Problem to solve: Please pull out everything from the start of the data down to the line containing "template-tabs: 全部模板 自定义模板", both lines included, and copy those lines out without any change.

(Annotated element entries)
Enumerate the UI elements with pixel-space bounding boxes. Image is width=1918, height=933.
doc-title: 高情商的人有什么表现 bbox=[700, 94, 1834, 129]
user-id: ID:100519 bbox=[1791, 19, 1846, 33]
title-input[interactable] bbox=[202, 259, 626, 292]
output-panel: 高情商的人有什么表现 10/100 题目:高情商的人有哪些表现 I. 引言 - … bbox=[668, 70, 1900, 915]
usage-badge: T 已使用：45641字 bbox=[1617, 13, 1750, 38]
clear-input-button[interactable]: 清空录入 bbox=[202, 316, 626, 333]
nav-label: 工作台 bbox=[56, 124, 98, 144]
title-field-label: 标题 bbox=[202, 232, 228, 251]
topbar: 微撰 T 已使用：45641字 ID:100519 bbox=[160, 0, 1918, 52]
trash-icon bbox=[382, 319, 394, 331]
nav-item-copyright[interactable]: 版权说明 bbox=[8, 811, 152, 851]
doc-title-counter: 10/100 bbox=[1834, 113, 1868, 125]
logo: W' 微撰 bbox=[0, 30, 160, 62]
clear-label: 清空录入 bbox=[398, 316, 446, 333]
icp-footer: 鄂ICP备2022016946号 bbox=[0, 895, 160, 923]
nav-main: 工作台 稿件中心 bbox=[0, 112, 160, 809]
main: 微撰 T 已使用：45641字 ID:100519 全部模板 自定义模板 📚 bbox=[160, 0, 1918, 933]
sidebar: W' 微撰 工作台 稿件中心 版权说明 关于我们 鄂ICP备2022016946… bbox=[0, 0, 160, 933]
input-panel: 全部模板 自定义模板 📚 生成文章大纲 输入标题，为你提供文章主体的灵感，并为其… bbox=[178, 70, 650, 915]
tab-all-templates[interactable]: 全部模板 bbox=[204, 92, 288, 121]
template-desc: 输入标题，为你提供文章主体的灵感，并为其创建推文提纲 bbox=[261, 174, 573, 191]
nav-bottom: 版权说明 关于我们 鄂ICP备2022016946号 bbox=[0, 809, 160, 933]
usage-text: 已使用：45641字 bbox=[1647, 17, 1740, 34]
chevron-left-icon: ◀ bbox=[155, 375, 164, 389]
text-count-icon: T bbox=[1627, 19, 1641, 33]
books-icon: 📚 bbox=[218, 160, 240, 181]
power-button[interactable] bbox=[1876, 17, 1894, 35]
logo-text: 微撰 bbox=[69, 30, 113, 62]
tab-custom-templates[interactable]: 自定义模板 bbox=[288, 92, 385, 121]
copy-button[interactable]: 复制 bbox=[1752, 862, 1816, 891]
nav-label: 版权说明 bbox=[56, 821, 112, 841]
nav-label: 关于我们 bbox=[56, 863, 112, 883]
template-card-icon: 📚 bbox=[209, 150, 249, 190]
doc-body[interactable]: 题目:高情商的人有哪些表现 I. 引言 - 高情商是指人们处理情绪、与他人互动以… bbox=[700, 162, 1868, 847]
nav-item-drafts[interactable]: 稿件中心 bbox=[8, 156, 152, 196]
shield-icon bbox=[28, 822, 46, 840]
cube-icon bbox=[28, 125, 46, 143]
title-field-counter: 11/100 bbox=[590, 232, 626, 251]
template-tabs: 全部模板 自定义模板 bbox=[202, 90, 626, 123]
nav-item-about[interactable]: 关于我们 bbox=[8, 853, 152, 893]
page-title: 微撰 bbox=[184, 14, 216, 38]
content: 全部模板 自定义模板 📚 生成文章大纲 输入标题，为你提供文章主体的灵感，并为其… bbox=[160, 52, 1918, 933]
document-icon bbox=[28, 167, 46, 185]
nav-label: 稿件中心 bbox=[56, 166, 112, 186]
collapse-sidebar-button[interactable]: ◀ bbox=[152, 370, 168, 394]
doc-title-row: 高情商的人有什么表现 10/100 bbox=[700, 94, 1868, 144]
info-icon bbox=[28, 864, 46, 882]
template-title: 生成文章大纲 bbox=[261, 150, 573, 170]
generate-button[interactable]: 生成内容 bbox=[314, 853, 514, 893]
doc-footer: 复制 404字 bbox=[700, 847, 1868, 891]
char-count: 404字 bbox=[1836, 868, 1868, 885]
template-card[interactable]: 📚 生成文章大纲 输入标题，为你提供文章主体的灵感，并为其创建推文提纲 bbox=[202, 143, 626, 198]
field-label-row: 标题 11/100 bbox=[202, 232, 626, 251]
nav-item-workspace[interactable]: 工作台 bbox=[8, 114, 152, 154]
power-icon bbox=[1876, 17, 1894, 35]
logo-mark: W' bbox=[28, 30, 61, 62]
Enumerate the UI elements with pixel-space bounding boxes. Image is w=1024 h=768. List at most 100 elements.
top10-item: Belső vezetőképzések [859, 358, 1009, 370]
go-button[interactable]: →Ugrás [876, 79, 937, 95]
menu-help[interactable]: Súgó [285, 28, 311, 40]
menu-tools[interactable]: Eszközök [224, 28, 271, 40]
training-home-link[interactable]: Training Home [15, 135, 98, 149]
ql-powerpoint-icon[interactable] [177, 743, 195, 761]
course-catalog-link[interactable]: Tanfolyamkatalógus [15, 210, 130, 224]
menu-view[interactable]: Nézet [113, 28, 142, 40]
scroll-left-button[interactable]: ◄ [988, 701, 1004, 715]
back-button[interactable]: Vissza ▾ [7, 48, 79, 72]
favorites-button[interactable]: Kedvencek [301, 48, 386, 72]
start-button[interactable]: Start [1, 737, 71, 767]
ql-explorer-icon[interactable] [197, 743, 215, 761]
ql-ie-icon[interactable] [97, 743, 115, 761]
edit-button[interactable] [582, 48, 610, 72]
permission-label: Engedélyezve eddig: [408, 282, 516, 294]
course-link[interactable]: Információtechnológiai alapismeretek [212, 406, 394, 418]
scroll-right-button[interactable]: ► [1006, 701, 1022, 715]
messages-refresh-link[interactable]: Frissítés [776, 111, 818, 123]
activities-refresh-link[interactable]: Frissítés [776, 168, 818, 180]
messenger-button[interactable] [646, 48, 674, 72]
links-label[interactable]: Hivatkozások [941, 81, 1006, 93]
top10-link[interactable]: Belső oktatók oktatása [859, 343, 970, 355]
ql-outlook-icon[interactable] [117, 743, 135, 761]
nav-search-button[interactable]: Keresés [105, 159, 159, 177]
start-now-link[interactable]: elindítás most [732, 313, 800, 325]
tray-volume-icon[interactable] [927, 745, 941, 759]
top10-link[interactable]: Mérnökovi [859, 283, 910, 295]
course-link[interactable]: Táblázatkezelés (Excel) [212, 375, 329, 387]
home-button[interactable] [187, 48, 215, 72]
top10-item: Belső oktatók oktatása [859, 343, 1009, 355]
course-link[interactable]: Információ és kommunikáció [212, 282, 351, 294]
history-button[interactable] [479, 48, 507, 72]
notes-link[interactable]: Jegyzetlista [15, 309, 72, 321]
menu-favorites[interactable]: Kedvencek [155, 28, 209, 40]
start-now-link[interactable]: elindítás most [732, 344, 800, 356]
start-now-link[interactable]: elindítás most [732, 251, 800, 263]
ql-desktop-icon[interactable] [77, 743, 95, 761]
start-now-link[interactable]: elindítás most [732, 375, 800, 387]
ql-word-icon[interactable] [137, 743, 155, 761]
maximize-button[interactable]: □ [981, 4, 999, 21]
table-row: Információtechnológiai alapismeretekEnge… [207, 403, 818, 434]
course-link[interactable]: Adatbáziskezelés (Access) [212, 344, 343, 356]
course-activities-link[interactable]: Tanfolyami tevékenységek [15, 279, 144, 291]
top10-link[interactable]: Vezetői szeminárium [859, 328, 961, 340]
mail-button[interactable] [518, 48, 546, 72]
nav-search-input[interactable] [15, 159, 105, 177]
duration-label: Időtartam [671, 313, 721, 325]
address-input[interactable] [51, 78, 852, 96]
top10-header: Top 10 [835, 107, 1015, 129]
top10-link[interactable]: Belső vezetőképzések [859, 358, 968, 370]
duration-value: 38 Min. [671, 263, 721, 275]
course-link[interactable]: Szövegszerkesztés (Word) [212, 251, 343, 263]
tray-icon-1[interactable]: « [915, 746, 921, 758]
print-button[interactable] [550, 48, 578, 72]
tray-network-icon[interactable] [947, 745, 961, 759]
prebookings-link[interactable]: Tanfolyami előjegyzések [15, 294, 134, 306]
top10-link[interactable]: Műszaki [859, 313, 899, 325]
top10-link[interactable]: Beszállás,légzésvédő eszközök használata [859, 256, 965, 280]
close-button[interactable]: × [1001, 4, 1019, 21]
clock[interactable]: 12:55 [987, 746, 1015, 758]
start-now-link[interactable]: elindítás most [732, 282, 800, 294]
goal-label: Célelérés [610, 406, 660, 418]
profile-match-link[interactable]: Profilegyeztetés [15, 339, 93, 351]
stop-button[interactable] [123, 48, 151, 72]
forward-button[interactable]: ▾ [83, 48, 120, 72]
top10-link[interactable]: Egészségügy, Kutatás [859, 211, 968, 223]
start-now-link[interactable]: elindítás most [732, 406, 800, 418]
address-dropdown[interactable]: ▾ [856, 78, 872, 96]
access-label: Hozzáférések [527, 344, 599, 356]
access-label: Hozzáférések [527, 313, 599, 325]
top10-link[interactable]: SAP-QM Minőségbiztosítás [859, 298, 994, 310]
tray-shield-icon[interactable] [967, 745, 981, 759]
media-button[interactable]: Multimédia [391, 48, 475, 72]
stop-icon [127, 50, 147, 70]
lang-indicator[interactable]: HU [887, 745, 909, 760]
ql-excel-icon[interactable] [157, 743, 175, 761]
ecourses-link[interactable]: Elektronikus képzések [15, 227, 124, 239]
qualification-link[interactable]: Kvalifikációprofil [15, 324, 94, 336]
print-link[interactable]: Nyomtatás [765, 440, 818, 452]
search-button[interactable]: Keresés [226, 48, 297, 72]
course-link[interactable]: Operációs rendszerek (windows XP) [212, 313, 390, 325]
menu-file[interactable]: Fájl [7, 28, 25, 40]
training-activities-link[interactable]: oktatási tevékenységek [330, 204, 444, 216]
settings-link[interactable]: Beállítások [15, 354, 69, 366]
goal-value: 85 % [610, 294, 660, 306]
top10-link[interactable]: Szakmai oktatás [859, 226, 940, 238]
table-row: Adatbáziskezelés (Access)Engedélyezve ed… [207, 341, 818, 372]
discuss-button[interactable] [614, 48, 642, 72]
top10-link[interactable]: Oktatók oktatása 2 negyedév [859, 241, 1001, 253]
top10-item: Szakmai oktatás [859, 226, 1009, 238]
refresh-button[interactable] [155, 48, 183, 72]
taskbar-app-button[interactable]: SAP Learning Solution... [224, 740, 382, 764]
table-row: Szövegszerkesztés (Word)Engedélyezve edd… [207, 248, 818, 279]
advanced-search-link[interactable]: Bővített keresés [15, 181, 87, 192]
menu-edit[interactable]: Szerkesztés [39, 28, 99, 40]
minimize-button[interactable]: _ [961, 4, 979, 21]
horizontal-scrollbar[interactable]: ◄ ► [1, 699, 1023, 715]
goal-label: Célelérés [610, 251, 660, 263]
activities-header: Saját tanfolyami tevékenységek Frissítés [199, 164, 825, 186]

Exercise result:
Enumerate the UI elements with pixel-space bounding boxes. Image is width=1918, height=933.
doc-title: 高情商的人有什么表现 bbox=[700, 94, 1834, 129]
user-id: ID:100519 bbox=[1791, 19, 1846, 33]
title-input[interactable] bbox=[202, 259, 626, 292]
output-panel: 高情商的人有什么表现 10/100 题目:高情商的人有哪些表现 I. 引言 - … bbox=[668, 70, 1900, 915]
usage-badge: T 已使用：45641字 bbox=[1617, 13, 1750, 38]
clear-input-button[interactable]: 清空录入 bbox=[202, 316, 626, 333]
nav-label: 工作台 bbox=[56, 124, 98, 144]
title-field-label: 标题 bbox=[202, 232, 228, 251]
topbar: 微撰 T 已使用：45641字 ID:100519 bbox=[160, 0, 1918, 52]
trash-icon bbox=[382, 319, 394, 331]
nav-item-copyright[interactable]: 版权说明 bbox=[8, 811, 152, 851]
doc-title-counter: 10/100 bbox=[1834, 113, 1868, 125]
logo: W' 微撰 bbox=[0, 30, 160, 62]
clear-label: 清空录入 bbox=[398, 316, 446, 333]
icp-footer: 鄂ICP备2022016946号 bbox=[0, 895, 160, 923]
nav-main: 工作台 稿件中心 bbox=[0, 112, 160, 809]
main: 微撰 T 已使用：45641字 ID:100519 全部模板 自定义模板 📚 bbox=[160, 0, 1918, 933]
sidebar: W' 微撰 工作台 稿件中心 版权说明 关于我们 鄂ICP备2022016946… bbox=[0, 0, 160, 933]
input-panel: 全部模板 自定义模板 📚 生成文章大纲 输入标题，为你提供文章主体的灵感，并为其… bbox=[178, 70, 650, 915]
tab-all-templates[interactable]: 全部模板 bbox=[204, 92, 288, 121]
template-desc: 输入标题，为你提供文章主体的灵感，并为其创建推文提纲 bbox=[261, 174, 573, 191]
nav-bottom: 版权说明 关于我们 鄂ICP备2022016946号 bbox=[0, 809, 160, 933]
usage-text: 已使用：45641字 bbox=[1647, 17, 1740, 34]
chevron-left-icon: ◀ bbox=[155, 375, 164, 389]
text-count-icon: T bbox=[1627, 19, 1641, 33]
books-icon: 📚 bbox=[218, 160, 240, 181]
power-button[interactable] bbox=[1876, 17, 1894, 35]
logo-text: 微撰 bbox=[69, 30, 113, 62]
tab-custom-templates[interactable]: 自定义模板 bbox=[288, 92, 385, 121]
copy-button[interactable]: 复制 bbox=[1752, 862, 1816, 891]
nav-label: 版权说明 bbox=[56, 821, 112, 841]
nav-label: 关于我们 bbox=[56, 863, 112, 883]
template-card-icon: 📚 bbox=[209, 150, 249, 190]
doc-body[interactable]: 题目:高情商的人有哪些表现 I. 引言 - 高情商是指人们处理情绪、与他人互动以… bbox=[700, 162, 1868, 847]
nav-item-drafts[interactable]: 稿件中心 bbox=[8, 156, 152, 196]
shield-icon bbox=[28, 822, 46, 840]
cube-icon bbox=[28, 125, 46, 143]
title-field-counter: 11/100 bbox=[590, 232, 626, 251]
template-tabs: 全部模板 自定义模板 bbox=[202, 90, 626, 123]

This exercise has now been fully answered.